Exactly as they appear, output all of the entries.
— start RECORDS TO USE —
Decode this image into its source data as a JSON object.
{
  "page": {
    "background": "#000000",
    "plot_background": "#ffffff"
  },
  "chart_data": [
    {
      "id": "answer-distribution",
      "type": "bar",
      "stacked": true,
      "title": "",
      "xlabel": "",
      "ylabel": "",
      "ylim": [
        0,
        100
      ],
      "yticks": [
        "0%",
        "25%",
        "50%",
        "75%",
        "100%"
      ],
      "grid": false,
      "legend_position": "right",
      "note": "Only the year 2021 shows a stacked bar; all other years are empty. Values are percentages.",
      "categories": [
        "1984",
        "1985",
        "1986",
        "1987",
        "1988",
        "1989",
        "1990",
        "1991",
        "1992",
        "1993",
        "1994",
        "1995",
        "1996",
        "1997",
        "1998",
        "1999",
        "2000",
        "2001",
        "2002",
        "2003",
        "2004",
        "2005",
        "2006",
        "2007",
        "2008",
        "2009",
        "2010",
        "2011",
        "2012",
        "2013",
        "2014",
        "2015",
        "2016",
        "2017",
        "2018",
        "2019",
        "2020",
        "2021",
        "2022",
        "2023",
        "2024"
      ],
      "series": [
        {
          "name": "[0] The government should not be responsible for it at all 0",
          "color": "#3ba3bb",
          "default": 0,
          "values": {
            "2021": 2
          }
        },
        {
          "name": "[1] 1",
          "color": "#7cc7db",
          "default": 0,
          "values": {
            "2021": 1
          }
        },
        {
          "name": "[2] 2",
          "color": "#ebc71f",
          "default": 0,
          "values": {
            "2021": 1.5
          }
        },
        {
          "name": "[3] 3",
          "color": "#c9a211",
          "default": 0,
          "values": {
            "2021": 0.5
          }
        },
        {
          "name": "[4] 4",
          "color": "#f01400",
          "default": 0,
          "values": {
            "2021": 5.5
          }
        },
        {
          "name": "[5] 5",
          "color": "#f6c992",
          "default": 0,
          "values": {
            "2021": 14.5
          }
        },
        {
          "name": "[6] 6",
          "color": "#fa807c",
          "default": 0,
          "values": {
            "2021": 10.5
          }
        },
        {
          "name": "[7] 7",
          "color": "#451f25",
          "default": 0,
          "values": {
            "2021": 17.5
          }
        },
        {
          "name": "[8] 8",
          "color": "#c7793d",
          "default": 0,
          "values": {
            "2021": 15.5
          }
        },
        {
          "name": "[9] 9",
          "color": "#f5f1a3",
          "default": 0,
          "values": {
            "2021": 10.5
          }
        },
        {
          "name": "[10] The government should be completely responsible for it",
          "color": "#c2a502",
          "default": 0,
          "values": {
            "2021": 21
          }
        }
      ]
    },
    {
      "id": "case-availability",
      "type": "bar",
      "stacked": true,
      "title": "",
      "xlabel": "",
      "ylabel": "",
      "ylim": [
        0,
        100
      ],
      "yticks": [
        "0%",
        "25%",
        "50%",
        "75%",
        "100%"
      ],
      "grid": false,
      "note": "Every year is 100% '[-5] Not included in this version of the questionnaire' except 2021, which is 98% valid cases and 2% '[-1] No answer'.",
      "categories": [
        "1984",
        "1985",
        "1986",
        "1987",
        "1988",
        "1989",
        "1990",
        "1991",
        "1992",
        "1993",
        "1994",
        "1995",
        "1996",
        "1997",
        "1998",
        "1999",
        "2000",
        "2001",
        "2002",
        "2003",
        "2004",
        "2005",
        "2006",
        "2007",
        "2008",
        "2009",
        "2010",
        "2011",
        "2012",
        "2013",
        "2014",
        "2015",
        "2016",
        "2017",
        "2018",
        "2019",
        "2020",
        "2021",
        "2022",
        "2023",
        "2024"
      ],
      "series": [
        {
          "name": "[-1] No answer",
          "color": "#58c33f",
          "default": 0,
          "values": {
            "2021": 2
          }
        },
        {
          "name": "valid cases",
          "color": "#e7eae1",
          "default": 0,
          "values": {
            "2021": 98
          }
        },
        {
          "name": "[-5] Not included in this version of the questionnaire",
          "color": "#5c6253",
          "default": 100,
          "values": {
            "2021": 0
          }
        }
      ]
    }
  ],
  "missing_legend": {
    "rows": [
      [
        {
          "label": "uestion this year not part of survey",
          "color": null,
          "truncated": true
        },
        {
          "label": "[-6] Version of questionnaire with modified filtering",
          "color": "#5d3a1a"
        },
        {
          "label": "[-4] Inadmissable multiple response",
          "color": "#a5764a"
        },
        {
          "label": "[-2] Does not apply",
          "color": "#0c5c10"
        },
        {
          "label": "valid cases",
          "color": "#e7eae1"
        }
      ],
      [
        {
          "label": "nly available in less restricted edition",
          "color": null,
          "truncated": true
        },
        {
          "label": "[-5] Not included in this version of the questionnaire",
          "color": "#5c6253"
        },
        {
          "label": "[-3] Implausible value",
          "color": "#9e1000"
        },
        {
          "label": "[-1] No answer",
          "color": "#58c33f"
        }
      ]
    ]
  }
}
— end RECORDS TO USE —
> **EXPECTED ANSWER**
Decode this image into its source data as a JSON object.
{
  "page": {
    "background": "#000000",
    "plot_background": "#ffffff"
  },
  "chart_data": [
    {
      "id": "answer-distribution",
      "type": "bar",
      "stacked": true,
      "title": "",
      "xlabel": "",
      "ylabel": "",
      "ylim": [
        0,
        100
      ],
      "yticks": [
        "0%",
        "25%",
        "50%",
        "75%",
        "100%"
      ],
      "grid": false,
      "legend_position": "right",
      "note": "Only the year 2021 shows a stacked bar; all other years are empty. Values are percentages.",
      "categories": [
        "1984",
        "1985",
        "1986",
        "1987",
        "1988",
        "1989",
        "1990",
        "1991",
        "1992",
        "1993",
        "1994",
        "1995",
        "1996",
        "1997",
        "1998",
        "1999",
        "2000",
        "2001",
        "2002",
        "2003",
        "2004",
        "2005",
        "2006",
        "2007",
        "2008",
        "2009",
        "2010",
        "2011",
        "2012",
        "2013",
        "2014",
        "2015",
        "2016",
        "2017",
        "2018",
        "2019",
        "2020",
        "2021",
        "2022",
        "2023",
        "2024"
      ],
      "series": [
        {
          "name": "[0] The government should not be responsible for it at all 0",
          "color": "#3ba3bb",
          "default": 0,
          "values": {
            "2021": 2
          }
        },
        {
          "name": "[1] 1",
          "color": "#7cc7db",
          "default": 0,
          "values": {
            "2021": 1
          }
        },
        {
          "name": "[2] 2",
          "color": "#ebc71f",
          "default": 0,
          "values": {
            "2021": 1.5
          }
        },
        {
          "name": "[3] 3",
          "color": "#c9a211",
          "default": 0,
          "values": {
            "2021": 0.5
          }
        },
        {
          "name": "[4] 4",
          "color": "#f01400",
          "default": 0,
          "values": {
            "2021": 5.5
          }
        },
        {
          "name": "[5] 5",
          "color": "#f6c992",
          "default": 0,
          "values": {
            "2021": 14.5
          }
        },
        {
          "name": "[6] 6",
          "color": "#fa807c",
          "default": 0,
          "values": {
            "2021": 10.5
          }
        },
        {
          "name": "[7] 7",
          "color": "#451f25",
          "default": 0,
          "values": {
            "2021": 17.5
          }
        },
        {
          "name": "[8] 8",
          "color": "#c7793d",
          "default": 0,
          "values": {
            "2021": 15.5
          }
        },
        {
          "name": "[9] 9",
          "color": "#f5f1a3",
          "default": 0,
          "values": {
            "2021": 10.5
          }
        },
        {
          "name": "[10] The government should be completely responsible for it",
          "color": "#c2a502",
          "default": 0,
          "values": {
            "2021": 21
          }
        }
      ]
    },
    {
      "id": "case-availability",
      "type": "bar",
      "stacked": true,
      "title": "",
      "xlabel": "",
      "ylabel": "",
      "ylim": [
        0,
        100
      ],
      "yticks": [
        "0%",
        "25%",
        "50%",
        "75%",
        "100%"
      ],
      "grid": false,
      "note": "Every year is 100% '[-5] Not included in this version of the questionnaire' except 2021, which is 98% valid cases and 2% '[-1] No answer'.",
      "categories": [
        "1984",
        "1985",
        "1986",
        "1987",
        "1988",
        "1989",
        "1990",
        "1991",
        "1992",
        "1993",
        "1994",
        "1995",
        "1996",
        "1997",
        "1998",
        "1999",
        "2000",
        "2001",
        "2002",
        "2003",
        "2004",
        "2005",
        "2006",
        "2007",
        "2008",
        "2009",
        "2010",
        "2011",
        "2012",
        "2013",
        "2014",
        "2015",
        "2016",
        "2017",
        "2018",
        "2019",
        "2020",
        "2021",
        "2022",
        "2023",
        "2024"
      ],
      "series": [
        {
          "name": "[-1] No answer",
          "color": "#58c33f",
          "default": 0,
          "values": {
            "2021": 2
          }
        },
        {
          "name": "valid cases",
          "color": "#e7eae1",
          "default": 0,
          "values": {
            "2021": 98
          }
        },
        {
          "name": "[-5] Not included in this version of the questionnaire",
          "color": "#5c6253",
          "default": 100,
          "values": {
            "2021": 0
          }
        }
      ]
    }
  ],
  "missing_legend": {
    "rows": [
      [
        {
          "label": "uestion this year not part of survey",
          "color": null,
          "truncated": true
        },
        {
          "label": "[-6] Version of questionnaire with modified filtering",
          "color": "#5d3a1a"
        },
        {
          "label": "[-4] Inadmissable multiple response",
          "color": "#a5764a"
        },
        {
          "label": "[-2] Does not apply",
          "color": "#0c5c10"
        },
        {
          "label": "valid cases",
          "color": "#e7eae1"
        }
      ],
      [
        {
          "label": "nly available in less restricted edition",
          "color": null,
          "truncated": true
        },
        {
          "label": "[-5] Not included in this version of the questionnaire",
          "color": "#5c6253"
        },
        {
          "label": "[-3] Implausible value",
          "color": "#9e1000"
        },
        {
          "label": "[-1] No answer",
          "color": "#58c33f"
        }
      ]
    ]
  }
}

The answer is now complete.